» **Problem**
Restate every line of the material, word for word.

==== Data

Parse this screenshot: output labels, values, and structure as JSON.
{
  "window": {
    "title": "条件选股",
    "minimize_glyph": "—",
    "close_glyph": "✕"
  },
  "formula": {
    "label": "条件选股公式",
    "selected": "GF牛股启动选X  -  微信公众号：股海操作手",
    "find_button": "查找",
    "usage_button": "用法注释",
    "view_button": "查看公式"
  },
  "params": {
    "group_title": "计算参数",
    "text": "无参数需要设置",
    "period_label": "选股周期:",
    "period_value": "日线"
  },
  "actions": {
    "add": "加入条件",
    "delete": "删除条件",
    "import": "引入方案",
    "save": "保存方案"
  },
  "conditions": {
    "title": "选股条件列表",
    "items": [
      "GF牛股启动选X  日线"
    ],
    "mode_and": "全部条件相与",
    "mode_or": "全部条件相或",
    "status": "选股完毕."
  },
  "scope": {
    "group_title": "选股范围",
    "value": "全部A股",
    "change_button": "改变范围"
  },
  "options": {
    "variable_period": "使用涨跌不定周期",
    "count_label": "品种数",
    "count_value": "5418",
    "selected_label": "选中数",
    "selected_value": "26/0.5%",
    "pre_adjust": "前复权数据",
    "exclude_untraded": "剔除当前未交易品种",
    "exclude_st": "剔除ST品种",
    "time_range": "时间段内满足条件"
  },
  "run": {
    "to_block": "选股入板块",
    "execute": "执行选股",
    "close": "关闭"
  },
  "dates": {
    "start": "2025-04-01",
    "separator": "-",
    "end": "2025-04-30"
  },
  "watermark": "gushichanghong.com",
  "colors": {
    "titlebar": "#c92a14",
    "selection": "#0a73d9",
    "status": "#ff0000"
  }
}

========

» **Exercise result**
Parse this screenshot: output labels, values, and structure as JSON.
{
  "window": {
    "title": "条件选股",
    "minimize_glyph": "—",
    "close_glyph": "✕"
  },
  "formula": {
    "label": "条件选股公式",
    "selected": "GF牛股启动选X  -  微信公众号：股海操作手",
    "find_button": "查找",
    "usage_button": "用法注释",
    "view_button": "查看公式"
  },
  "params": {
    "group_title": "计算参数",
    "text": "无参数需要设置",
    "period_label": "选股周期:",
    "period_value": "日线"
  },
  "actions": {
    "add": "加入条件",
    "delete": "删除条件",
    "import": "引入方案",
    "save": "保存方案"
  },
  "conditions": {
    "title": "选股条件列表",
    "items": [
      "GF牛股启动选X  日线"
    ],
    "mode_and": "全部条件相与",
    "mode_or": "全部条件相或",
    "status": "选股完毕."
  },
  "scope": {
    "group_title": "选股范围",
    "value": "全部A股",
    "change_button": "改变范围"
  },
  "options": {
    "variable_period": "使用涨跌不定周期",
    "count_label": "品种数",
    "count_value": "5418",
    "selected_label": "选中数",
    "selected_value": "26/0.5%",
    "pre_adjust": "前复权数据",
    "exclude_untraded": "剔除当前未交易品种",
    "exclude_st": "剔除ST品种",
    "time_range": "时间段内满足条件"
  },
  "run": {
    "to_block": "选股入板块",
    "execute": "执行选股",
    "close": "关闭"
  },
  "dates": {
    "start": "2025-04-01",
    "separator": "-",
    "end": "2025-04-30"
  },
  "watermark": "gushichanghong.com",
  "colors": {
    "titlebar": "#c92a14",
    "selection": "#0a73d9",
    "status": "#ff0000"
  }
}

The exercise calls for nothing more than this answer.